§ **Instruções da tarefa**:
Prossiga com o texto sobre o sarampo a partir da última frase apresentada.

─── Texto ───

O aumento de casos de sarampo voltou a acender o alerta das autoridades de saúde. Altamente contagiosa, a doença é transmitida pelo ar, por meio de tosse, espirro, fala ou respiração, e pode provocar complicações graves, principalmente em crianças pequenas e pessoas imunossuprimidas.
Entre as principais complicações estão pneumonia, otite e encefalite, uma inflamação no cérebro. Segundo o Ministério da Saúde, cerca de uma em cada 20 crianças com sarampo desenvolve pneumonia, enquanto a encefalite pode ocorrer em até quatro a cada mil crianças infectadas. A doença também pode deixar sequelas permanentes e, em casos graves, levar à morte.
Os sintomas mais comuns são febre alta, geralmente acima de 38,5°C, manchas vermelhas pelo corpo, tosse seca, conjuntivite e intenso mal-estar. As manchas costumam aparecer primeiro no rosto e atrás das orelhas e depois se espalham pelo corpo. A persistência da febre após o surgimento das manchas é um sinal de alerta.

─── Dados fornecidos ───

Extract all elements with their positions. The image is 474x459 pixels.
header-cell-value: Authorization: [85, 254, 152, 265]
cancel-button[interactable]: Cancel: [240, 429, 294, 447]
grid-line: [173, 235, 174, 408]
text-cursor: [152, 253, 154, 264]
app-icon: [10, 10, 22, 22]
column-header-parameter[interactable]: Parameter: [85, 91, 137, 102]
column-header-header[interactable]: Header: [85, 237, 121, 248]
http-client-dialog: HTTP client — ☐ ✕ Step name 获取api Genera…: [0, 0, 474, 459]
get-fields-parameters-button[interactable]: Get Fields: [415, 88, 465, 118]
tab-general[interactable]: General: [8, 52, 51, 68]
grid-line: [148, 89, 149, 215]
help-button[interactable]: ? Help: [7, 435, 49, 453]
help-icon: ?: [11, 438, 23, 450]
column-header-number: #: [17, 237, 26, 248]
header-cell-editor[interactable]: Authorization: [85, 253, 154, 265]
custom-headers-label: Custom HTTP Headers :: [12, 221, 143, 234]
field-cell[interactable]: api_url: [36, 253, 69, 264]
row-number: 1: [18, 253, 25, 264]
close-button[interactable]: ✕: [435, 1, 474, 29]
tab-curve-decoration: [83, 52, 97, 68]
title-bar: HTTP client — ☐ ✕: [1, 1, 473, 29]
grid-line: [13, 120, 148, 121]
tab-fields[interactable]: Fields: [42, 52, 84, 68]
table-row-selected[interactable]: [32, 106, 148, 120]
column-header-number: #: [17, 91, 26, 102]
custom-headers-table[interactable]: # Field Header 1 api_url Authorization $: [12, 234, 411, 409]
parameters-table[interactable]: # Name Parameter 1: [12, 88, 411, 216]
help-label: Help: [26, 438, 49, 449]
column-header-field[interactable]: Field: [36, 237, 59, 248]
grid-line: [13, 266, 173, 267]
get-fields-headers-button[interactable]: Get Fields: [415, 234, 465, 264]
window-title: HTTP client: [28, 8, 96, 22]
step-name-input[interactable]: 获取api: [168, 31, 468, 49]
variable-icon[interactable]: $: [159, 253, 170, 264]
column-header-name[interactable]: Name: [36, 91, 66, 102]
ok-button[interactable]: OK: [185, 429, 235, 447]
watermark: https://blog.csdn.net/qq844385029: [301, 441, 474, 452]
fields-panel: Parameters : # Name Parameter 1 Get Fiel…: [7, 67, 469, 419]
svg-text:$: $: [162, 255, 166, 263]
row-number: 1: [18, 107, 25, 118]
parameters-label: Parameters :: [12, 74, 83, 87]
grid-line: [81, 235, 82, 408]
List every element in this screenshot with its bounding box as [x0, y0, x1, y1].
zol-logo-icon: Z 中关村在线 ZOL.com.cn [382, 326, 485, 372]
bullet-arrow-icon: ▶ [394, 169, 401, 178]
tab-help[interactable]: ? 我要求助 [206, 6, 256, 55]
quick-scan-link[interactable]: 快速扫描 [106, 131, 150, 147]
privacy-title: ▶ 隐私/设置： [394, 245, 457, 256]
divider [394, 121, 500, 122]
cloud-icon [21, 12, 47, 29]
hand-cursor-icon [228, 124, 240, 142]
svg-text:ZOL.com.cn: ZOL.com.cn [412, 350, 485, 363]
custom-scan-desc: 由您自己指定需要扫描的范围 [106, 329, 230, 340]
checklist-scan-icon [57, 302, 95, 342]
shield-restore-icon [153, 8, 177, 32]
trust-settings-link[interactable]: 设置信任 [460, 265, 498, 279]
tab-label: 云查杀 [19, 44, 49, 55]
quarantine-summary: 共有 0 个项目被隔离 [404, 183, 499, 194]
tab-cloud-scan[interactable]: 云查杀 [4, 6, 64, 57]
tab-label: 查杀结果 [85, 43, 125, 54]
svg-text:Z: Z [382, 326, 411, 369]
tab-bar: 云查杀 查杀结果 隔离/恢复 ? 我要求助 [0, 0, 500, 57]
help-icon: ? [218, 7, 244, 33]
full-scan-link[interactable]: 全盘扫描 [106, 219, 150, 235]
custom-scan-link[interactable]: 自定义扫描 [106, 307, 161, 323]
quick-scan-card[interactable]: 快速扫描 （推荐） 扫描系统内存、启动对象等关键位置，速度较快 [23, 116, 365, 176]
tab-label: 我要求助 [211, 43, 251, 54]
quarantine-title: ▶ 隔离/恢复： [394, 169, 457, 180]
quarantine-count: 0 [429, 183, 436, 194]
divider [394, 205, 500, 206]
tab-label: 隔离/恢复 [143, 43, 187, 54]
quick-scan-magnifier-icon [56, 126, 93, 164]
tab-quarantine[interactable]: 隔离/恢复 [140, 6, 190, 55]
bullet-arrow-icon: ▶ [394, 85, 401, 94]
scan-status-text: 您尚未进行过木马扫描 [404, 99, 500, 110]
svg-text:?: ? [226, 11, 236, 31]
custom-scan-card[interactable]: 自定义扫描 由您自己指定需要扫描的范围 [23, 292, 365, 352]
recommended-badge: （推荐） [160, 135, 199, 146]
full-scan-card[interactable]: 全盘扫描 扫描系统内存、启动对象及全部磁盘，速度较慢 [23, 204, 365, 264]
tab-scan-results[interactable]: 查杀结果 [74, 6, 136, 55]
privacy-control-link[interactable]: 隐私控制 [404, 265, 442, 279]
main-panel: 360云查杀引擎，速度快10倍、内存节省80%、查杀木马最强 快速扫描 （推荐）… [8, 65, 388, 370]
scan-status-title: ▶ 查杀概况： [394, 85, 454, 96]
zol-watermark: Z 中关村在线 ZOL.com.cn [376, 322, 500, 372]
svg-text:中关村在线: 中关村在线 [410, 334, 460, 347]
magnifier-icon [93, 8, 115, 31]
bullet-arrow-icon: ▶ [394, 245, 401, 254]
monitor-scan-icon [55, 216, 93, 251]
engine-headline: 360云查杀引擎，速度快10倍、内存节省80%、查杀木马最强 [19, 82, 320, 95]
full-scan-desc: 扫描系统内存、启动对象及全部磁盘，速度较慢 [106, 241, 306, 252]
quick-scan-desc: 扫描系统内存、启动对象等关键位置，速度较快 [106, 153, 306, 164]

───

§ **Sua resposta**:
A principal forma de prevenção é a vacinação. No calendário de rotina do SUS, a vacina tríplice viral é indicada aos 12 meses, com a segunda dose aos 15 meses. Adolescentes e adultos que não foram vacinados ou estão com o esquema incompleto devem procurar uma unidade de saúde para verificar e atualizar a situação vacinal.
Em regiões com circulação do vírus, as autoridades podem ampliar temporariamente a vacinação para outras faixas etárias. Em julho, por exemplo, o Ministério da Saúde recomendou a vacinação indiscriminada de pessoas de 6 meses a 59 anos em municípios de São Paulo durante a campanha de multivacinação.
Diante de sintomas compatíveis com sarampo, a orientação é procurar atendimento de saúde para avaliação e diagnóstico. A vacinação deve ser mantida em dia para reduzir a circulação do vírus e proteger principalmente quem apresenta maior risco de complicações.